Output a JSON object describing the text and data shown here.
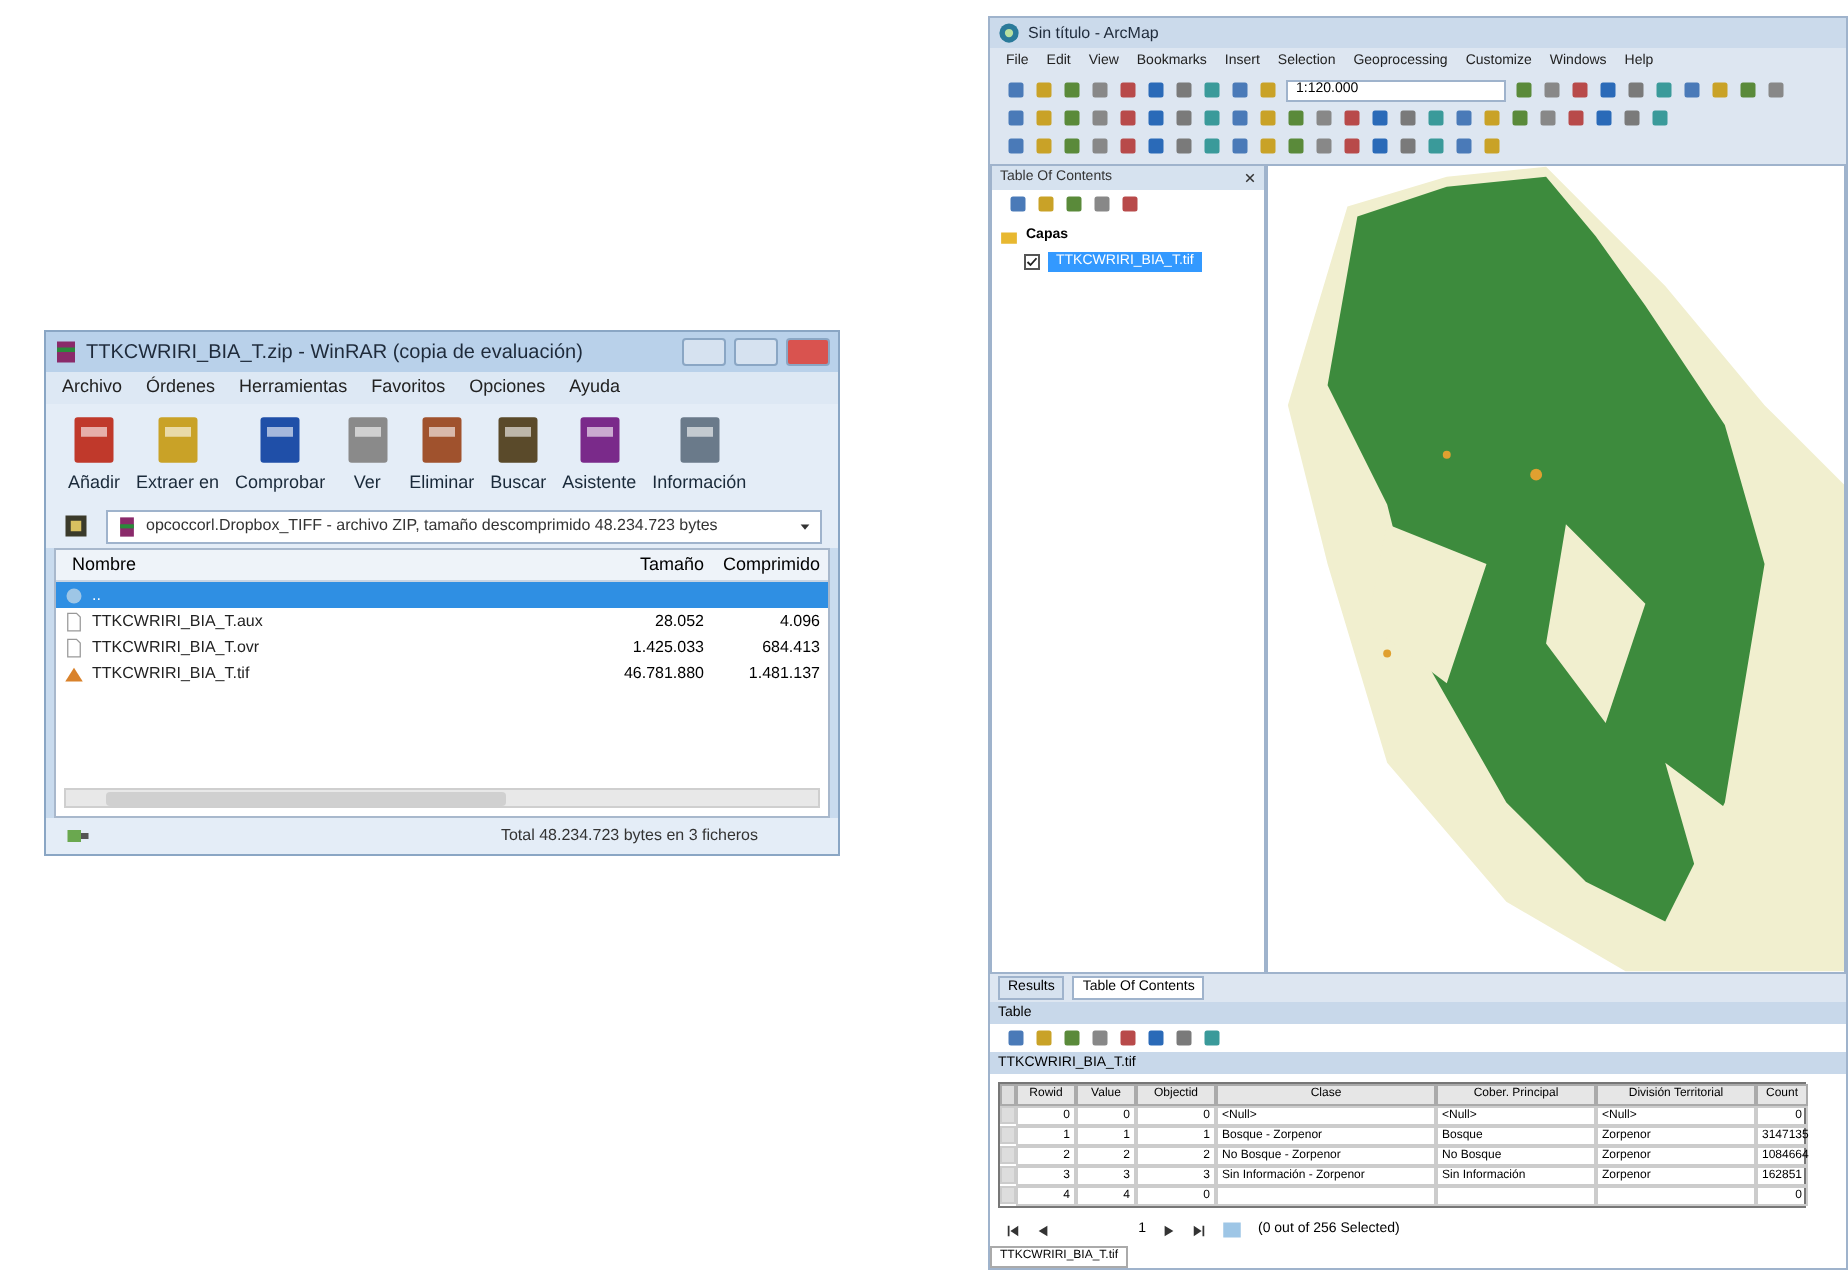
{
  "archive_window": {
    "title": "TTKCWRIRI_BIA_T.zip - WinRAR (copia de evaluación)",
    "menu": [
      "Archivo",
      "Órdenes",
      "Herramientas",
      "Favoritos",
      "Opciones",
      "Ayuda"
    ],
    "toolbar": [
      "Añadir",
      "Extraer en",
      "Comprobar",
      "Ver",
      "Eliminar",
      "Buscar",
      "Asistente",
      "Información"
    ],
    "path": "opcoccorl.Dropbox_TIFF - archivo ZIP, tamaño descomprimido 48.234.723 bytes",
    "columns": [
      "Nombre",
      "Tamaño",
      "Comprimido"
    ],
    "rows": [
      {
        "kind": "parent",
        "name": "..",
        "size": null,
        "packed": null,
        "selected": true
      },
      {
        "kind": "file",
        "name": "TTKCWRIRI_BIA_T.aux",
        "size": "28.052",
        "packed": "4.096",
        "selected": false
      },
      {
        "kind": "file",
        "name": "TTKCWRIRI_BIA_T.ovr",
        "size": "1.425.033",
        "packed": "684.413",
        "selected": false
      },
      {
        "kind": "image",
        "name": "TTKCWRIRI_BIA_T.tif",
        "size": "46.781.880",
        "packed": "1.481.137",
        "selected": false
      }
    ],
    "status": "Total 48.234.723 bytes en 3 ficheros"
  },
  "map_window": {
    "title": "Sin título - ArcMap",
    "menu": [
      "File",
      "Edit",
      "View",
      "Bookmarks",
      "Insert",
      "Selection",
      "Geoprocessing",
      "Customize",
      "Windows",
      "Help"
    ],
    "scale": "1:120.000",
    "toc": {
      "title": "Table Of Contents",
      "group": "Capas",
      "layer": {
        "name": "TTKCWRIRI_BIA_T.tif",
        "checked": true,
        "selected": true
      }
    },
    "dock_tabs": [
      {
        "label": "Results",
        "selected": false
      },
      {
        "label": "Table Of Contents",
        "selected": true
      }
    ],
    "table": {
      "title": "Table",
      "name": "TTKCWRIRI_BIA_T.tif",
      "columns": [
        "Rowid",
        "Value",
        "Objectid",
        "Clase",
        "Cober. Principal",
        "División Territorial",
        "Count"
      ],
      "rows": [
        [
          "0",
          "0",
          "0",
          "<Null>",
          "<Null>",
          "<Null>",
          "0"
        ],
        [
          "1",
          "1",
          "1",
          "Bosque - Zorpenor",
          "Bosque",
          "Zorpenor",
          "3147135"
        ],
        [
          "2",
          "2",
          "2",
          "No Bosque - Zorpenor",
          "No Bosque",
          "Zorpenor",
          "1084664"
        ],
        [
          "3",
          "3",
          "3",
          "Sin Información - Zorpenor",
          "Sin Información",
          "Zorpenor",
          "162851"
        ],
        [
          "4",
          "4",
          "0",
          null,
          null,
          null,
          "0"
        ]
      ],
      "record": "1",
      "selection": "(0 out of 256 Selected)",
      "bottom_tab": "TTKCWRIRI_BIA_T.tif"
    }
  }
}
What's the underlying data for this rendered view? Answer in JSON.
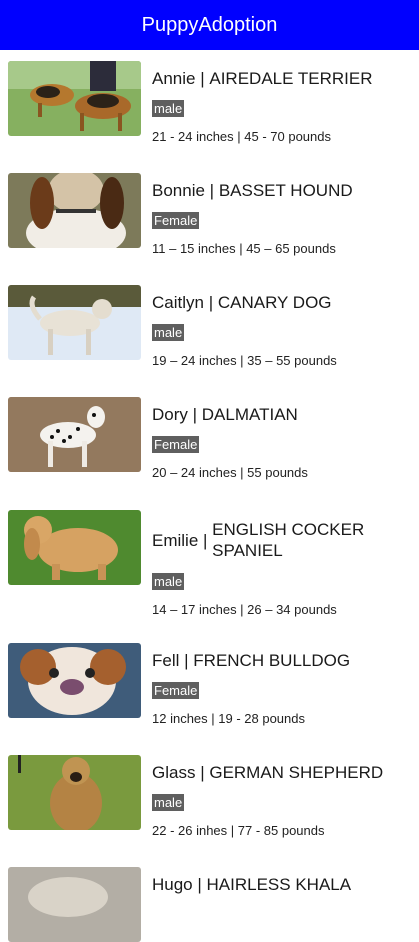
{
  "app": {
    "title": "PuppyAdoption",
    "bar_color": "#0000ff"
  },
  "puppies": [
    {
      "name": "Annie",
      "breed": "AIREDALE TERRIER",
      "gender": "male",
      "size": "21 - 24 inches | 45 - 70 pounds"
    },
    {
      "name": "Bonnie",
      "breed": "BASSET HOUND",
      "gender": "Female",
      "size": "11 – 15 inches | 45 – 65 pounds"
    },
    {
      "name": "Caitlyn",
      "breed": "CANARY DOG",
      "gender": "male",
      "size": "19 – 24 inches | 35 – 55 pounds"
    },
    {
      "name": "Dory",
      "breed": "DALMATIAN",
      "gender": "Female",
      "size": "20 – 24 inches | 55 pounds"
    },
    {
      "name": "Emilie",
      "breed": "ENGLISH COCKER SPANIEL",
      "gender": "male",
      "size": "14 – 17 inches | 26 – 34 pounds"
    },
    {
      "name": "Fell",
      "breed": "FRENCH BULLDOG",
      "gender": "Female",
      "size": "12 inches | 19 - 28 pounds"
    },
    {
      "name": "Glass",
      "breed": "GERMAN SHEPHERD",
      "gender": "male",
      "size": "22 - 26 inhes | 77 - 85 pounds"
    },
    {
      "name": "Hugo",
      "breed": "HAIRLESS KHALA"
    }
  ]
}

● ● ●

## [Challenge]
Collect each line above holding the string "title".

## [Answer]
    "title": "TTKCWRIRI_BIA_T.zip - WinRAR (copia de evaluación)",
    "title": "Sin título - ArcMap",
      "title": "Table Of Contents",
      "title": "Table",
    "title": "PuppyAdoption",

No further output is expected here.